- DATASET RECORDS -
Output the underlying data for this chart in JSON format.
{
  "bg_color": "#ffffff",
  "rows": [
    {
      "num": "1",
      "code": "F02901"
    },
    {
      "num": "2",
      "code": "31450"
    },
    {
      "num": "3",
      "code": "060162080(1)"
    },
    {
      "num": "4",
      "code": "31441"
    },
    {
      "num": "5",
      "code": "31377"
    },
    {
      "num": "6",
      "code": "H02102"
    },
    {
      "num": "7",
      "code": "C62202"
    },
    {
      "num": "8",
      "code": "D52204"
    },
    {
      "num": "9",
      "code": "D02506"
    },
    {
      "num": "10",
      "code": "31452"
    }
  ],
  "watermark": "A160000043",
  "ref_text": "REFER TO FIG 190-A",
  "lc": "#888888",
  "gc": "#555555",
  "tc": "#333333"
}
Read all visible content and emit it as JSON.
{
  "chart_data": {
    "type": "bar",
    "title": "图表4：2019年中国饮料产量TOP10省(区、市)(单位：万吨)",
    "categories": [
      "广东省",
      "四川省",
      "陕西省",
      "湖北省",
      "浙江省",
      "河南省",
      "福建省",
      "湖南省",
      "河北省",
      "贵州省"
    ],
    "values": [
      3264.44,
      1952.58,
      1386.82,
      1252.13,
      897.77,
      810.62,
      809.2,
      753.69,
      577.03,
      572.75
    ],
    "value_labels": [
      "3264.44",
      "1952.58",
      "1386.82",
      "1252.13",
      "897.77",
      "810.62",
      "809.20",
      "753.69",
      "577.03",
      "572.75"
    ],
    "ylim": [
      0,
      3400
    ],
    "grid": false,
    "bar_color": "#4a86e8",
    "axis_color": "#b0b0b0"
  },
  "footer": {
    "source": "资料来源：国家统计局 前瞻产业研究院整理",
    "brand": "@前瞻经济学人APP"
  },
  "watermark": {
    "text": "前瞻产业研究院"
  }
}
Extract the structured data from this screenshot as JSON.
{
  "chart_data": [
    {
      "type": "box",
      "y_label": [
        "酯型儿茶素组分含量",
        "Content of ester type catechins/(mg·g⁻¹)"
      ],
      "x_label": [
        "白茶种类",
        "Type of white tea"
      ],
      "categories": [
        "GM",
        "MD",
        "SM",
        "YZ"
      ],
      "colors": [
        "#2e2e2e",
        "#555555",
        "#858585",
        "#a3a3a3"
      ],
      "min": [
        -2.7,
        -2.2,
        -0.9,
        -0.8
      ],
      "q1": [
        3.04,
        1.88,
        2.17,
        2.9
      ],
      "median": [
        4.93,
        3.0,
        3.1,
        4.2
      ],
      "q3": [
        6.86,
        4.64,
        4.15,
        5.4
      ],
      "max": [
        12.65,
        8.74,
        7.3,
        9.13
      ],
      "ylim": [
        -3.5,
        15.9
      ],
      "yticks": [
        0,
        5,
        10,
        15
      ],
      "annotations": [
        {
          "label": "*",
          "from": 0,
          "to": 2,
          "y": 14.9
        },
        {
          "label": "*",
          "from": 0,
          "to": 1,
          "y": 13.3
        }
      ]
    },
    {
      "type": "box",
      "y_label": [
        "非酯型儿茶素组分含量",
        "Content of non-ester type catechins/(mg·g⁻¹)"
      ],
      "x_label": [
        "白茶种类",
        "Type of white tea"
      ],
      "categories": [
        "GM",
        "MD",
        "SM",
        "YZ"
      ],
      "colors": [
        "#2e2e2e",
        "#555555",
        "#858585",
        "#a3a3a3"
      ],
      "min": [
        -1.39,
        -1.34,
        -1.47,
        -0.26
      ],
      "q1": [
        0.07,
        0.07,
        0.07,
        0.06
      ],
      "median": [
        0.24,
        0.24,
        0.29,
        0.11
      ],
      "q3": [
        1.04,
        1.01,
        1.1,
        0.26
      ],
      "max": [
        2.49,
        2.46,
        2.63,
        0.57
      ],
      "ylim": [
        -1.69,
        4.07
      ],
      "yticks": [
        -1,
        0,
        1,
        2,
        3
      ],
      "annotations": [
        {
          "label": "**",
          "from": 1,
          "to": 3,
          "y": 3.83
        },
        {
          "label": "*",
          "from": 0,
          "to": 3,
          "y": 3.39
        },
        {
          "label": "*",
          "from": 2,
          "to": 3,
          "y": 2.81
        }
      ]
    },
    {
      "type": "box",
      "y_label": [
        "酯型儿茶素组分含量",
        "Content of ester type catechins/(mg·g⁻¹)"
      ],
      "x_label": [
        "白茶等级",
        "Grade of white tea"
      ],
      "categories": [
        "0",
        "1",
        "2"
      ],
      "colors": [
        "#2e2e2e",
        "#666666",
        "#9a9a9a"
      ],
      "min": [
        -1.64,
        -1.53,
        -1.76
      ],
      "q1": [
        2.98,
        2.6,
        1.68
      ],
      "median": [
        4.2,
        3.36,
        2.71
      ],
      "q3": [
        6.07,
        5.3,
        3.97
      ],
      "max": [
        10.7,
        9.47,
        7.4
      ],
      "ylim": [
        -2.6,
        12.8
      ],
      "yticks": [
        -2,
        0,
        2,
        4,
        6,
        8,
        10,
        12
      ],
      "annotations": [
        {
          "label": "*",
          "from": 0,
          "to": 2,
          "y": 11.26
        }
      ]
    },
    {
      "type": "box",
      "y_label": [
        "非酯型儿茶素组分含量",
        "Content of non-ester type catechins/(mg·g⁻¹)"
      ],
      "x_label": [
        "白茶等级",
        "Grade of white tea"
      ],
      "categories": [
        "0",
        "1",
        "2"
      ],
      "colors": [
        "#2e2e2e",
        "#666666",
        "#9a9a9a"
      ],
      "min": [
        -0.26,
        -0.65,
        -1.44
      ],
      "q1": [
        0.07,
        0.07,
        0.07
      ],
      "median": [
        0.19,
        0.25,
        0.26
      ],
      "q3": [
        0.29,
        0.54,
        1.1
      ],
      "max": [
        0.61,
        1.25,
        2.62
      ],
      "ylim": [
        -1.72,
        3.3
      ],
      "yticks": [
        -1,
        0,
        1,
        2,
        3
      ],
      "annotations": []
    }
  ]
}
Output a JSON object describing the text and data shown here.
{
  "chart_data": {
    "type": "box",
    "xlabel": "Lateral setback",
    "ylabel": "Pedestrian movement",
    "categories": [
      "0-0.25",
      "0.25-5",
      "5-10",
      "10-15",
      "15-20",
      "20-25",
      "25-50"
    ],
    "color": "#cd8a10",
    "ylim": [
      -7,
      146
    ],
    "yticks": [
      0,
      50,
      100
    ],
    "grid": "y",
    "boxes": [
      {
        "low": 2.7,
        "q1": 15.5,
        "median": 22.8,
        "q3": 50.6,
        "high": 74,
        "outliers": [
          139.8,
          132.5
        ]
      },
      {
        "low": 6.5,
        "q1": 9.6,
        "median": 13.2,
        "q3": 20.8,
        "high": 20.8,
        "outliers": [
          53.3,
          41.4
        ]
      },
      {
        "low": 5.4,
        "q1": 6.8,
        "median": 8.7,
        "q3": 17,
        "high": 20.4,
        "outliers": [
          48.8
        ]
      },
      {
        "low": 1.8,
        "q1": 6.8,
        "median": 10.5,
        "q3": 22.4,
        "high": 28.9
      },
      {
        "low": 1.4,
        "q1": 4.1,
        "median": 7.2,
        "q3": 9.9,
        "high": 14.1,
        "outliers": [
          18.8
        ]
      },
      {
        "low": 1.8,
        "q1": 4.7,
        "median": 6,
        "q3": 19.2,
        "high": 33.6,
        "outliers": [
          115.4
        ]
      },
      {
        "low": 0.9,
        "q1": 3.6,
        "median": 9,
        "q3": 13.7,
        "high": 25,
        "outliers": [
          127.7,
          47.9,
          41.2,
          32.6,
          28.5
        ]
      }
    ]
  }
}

- EXERCISE -
Quote every record above exactly.

- COMPLETE OUTPUT -
Output the underlying data for this chart in JSON format.
{
  "bg_color": "#ffffff",
  "rows": [
    {
      "num": "1",
      "code": "F02901"
    },
    {
      "num": "2",
      "code": "31450"
    },
    {
      "num": "3",
      "code": "060162080(1)"
    },
    {
      "num": "4",
      "code": "31441"
    },
    {
      "num": "5",
      "code": "31377"
    },
    {
      "num": "6",
      "code": "H02102"
    },
    {
      "num": "7",
      "code": "C62202"
    },
    {
      "num": "8",
      "code": "D52204"
    },
    {
      "num": "9",
      "code": "D02506"
    },
    {
      "num": "10",
      "code": "31452"
    }
  ],
  "watermark": "A160000043",
  "ref_text": "REFER TO FIG 190-A",
  "lc": "#888888",
  "gc": "#555555",
  "tc": "#333333"
}
Read all visible content and emit it as JSON.
{
  "chart_data": {
    "type": "bar",
    "title": "图表4：2019年中国饮料产量TOP10省(区、市)(单位：万吨)",
    "categories": [
      "广东省",
      "四川省",
      "陕西省",
      "湖北省",
      "浙江省",
      "河南省",
      "福建省",
      "湖南省",
      "河北省",
      "贵州省"
    ],
    "values": [
      3264.44,
      1952.58,
      1386.82,
      1252.13,
      897.77,
      810.62,
      809.2,
      753.69,
      577.03,
      572.75
    ],
    "value_labels": [
      "3264.44",
      "1952.58",
      "1386.82",
      "1252.13",
      "897.77",
      "810.62",
      "809.20",
      "753.69",
      "577.03",
      "572.75"
    ],
    "ylim": [
      0,
      3400
    ],
    "grid": false,
    "bar_color": "#4a86e8",
    "axis_color": "#b0b0b0"
  },
  "footer": {
    "source": "资料来源：国家统计局 前瞻产业研究院整理",
    "brand": "@前瞻经济学人APP"
  },
  "watermark": {
    "text": "前瞻产业研究院"
  }
}
Extract the structured data from this screenshot as JSON.
{
  "chart_data": [
    {
      "type": "box",
      "y_label": [
        "酯型儿茶素组分含量",
        "Content of ester type catechins/(mg·g⁻¹)"
      ],
      "x_label": [
        "白茶种类",
        "Type of white tea"
      ],
      "categories": [
        "GM",
        "MD",
        "SM",
        "YZ"
      ],
      "colors": [
        "#2e2e2e",
        "#555555",
        "#858585",
        "#a3a3a3"
      ],
      "min": [
        -2.7,
        -2.2,
        -0.9,
        -0.8
      ],
      "q1": [
        3.04,
        1.88,
        2.17,
        2.9
      ],
      "median": [
        4.93,
        3.0,
        3.1,
        4.2
      ],
      "q3": [
        6.86,
        4.64,
        4.15,
        5.4
      ],
      "max": [
        12.65,
        8.74,
        7.3,
        9.13
      ],
      "ylim": [
        -3.5,
        15.9
      ],
      "yticks": [
        0,
        5,
        10,
        15
      ],
      "annotations": [
        {
          "label": "*",
          "from": 0,
          "to": 2,
          "y": 14.9
        },
        {
          "label": "*",
          "from": 0,
          "to": 1,
          "y": 13.3
        }
      ]
    },
    {
      "type": "box",
      "y_label": [
        "非酯型儿茶素组分含量",
        "Content of non-ester type catechins/(mg·g⁻¹)"
      ],
      "x_label": [
        "白茶种类",
        "Type of white tea"
      ],
      "categories": [
        "GM",
        "MD",
        "SM",
        "YZ"
      ],
      "colors": [
        "#2e2e2e",
        "#555555",
        "#858585",
        "#a3a3a3"
      ],
      "min": [
        -1.39,
        -1.34,
        -1.47,
        -0.26
      ],
      "q1": [
        0.07,
        0.07,
        0.07,
        0.06
      ],
      "median": [
        0.24,
        0.24,
        0.29,
        0.11
      ],
      "q3": [
        1.04,
        1.01,
        1.1,
        0.26
      ],
      "max": [
        2.49,
        2.46,
        2.63,
        0.57
      ],
      "ylim": [
        -1.69,
        4.07
      ],
      "yticks": [
        -1,
        0,
        1,
        2,
        3
      ],
      "annotations": [
        {
          "label": "**",
          "from": 1,
          "to": 3,
          "y": 3.83
        },
        {
          "label": "*",
          "from": 0,
          "to": 3,
          "y": 3.39
        },
        {
          "label": "*",
          "from": 2,
          "to": 3,
          "y": 2.81
        }
      ]
    },
    {
      "type": "box",
      "y_label": [
        "酯型儿茶素组分含量",
        "Content of ester type catechins/(mg·g⁻¹)"
      ],
      "x_label": [
        "白茶等级",
        "Grade of white tea"
      ],
      "categories": [
        "0",
        "1",
        "2"
      ],
      "colors": [
        "#2e2e2e",
        "#666666",
        "#9a9a9a"
      ],
      "min": [
        -1.64,
        -1.53,
        -1.76
      ],
      "q1": [
        2.98,
        2.6,
        1.68
      ],
      "median": [
        4.2,
        3.36,
        2.71
      ],
      "q3": [
        6.07,
        5.3,
        3.97
      ],
      "max": [
        10.7,
        9.47,
        7.4
      ],
      "ylim": [
        -2.6,
        12.8
      ],
      "yticks": [
        -2,
        0,
        2,
        4,
        6,
        8,
        10,
        12
      ],
      "annotations": [
        {
          "label": "*",
          "from": 0,
          "to": 2,
          "y": 11.26
        }
      ]
    },
    {
      "type": "box",
      "y_label": [
        "非酯型儿茶素组分含量",
        "Content of non-ester type catechins/(mg·g⁻¹)"
      ],
      "x_label": [
        "白茶等级",
        "Grade of white tea"
      ],
      "categories": [
        "0",
        "1",
        "2"
      ],
      "colors": [
        "#2e2e2e",
        "#666666",
        "#9a9a9a"
      ],
      "min": [
        -0.26,
        -0.65,
        -1.44
      ],
      "q1": [
        0.07,
        0.07,
        0.07
      ],
      "median": [
        0.19,
        0.25,
        0.26
      ],
      "q3": [
        0.29,
        0.54,
        1.1
      ],
      "max": [
        0.61,
        1.25,
        2.62
      ],
      "ylim": [
        -1.72,
        3.3
      ],
      "yticks": [
        -1,
        0,
        1,
        2,
        3
      ],
      "annotations": []
    }
  ]
}
Output a JSON object describing the text and data shown here.
{
  "chart_data": {
    "type": "box",
    "xlabel": "Lateral setback",
    "ylabel": "Pedestrian movement",
    "categories": [
      "0-0.25",
      "0.25-5",
      "5-10",
      "10-15",
      "15-20",
      "20-25",
      "25-50"
    ],
    "color": "#cd8a10",
    "ylim": [
      -7,
      146
    ],
    "yticks": [
      0,
      50,
      100
    ],
    "grid": "y",
    "boxes": [
      {
        "low": 2.7,
        "q1": 15.5,
        "median": 22.8,
        "q3": 50.6,
        "high": 74,
        "outliers": [
          139.8,
          132.5
        ]
      },
      {
        "low": 6.5,
        "q1": 9.6,
        "median": 13.2,
        "q3": 20.8,
        "high": 20.8,
        "outliers": [
          53.3,
          41.4
        ]
      },
      {
        "low": 5.4,
        "q1": 6.8,
        "median": 8.7,
        "q3": 17,
        "high": 20.4,
        "outliers": [
          48.8
        ]
      },
      {
        "low": 1.8,
        "q1": 6.8,
        "median": 10.5,
        "q3": 22.4,
        "high": 28.9
      },
      {
        "low": 1.4,
        "q1": 4.1,
        "median": 7.2,
        "q3": 9.9,
        "high": 14.1,
        "outliers": [
          18.8
        ]
      },
      {
        "low": 1.8,
        "q1": 4.7,
        "median": 6,
        "q3": 19.2,
        "high": 33.6,
        "outliers": [
          115.4
        ]
      },
      {
        "low": 0.9,
        "q1": 3.6,
        "median": 9,
        "q3": 13.7,
        "high": 25,
        "outliers": [
          127.7,
          47.9,
          41.2,
          32.6,
          28.5
        ]
      }
    ]
  }
}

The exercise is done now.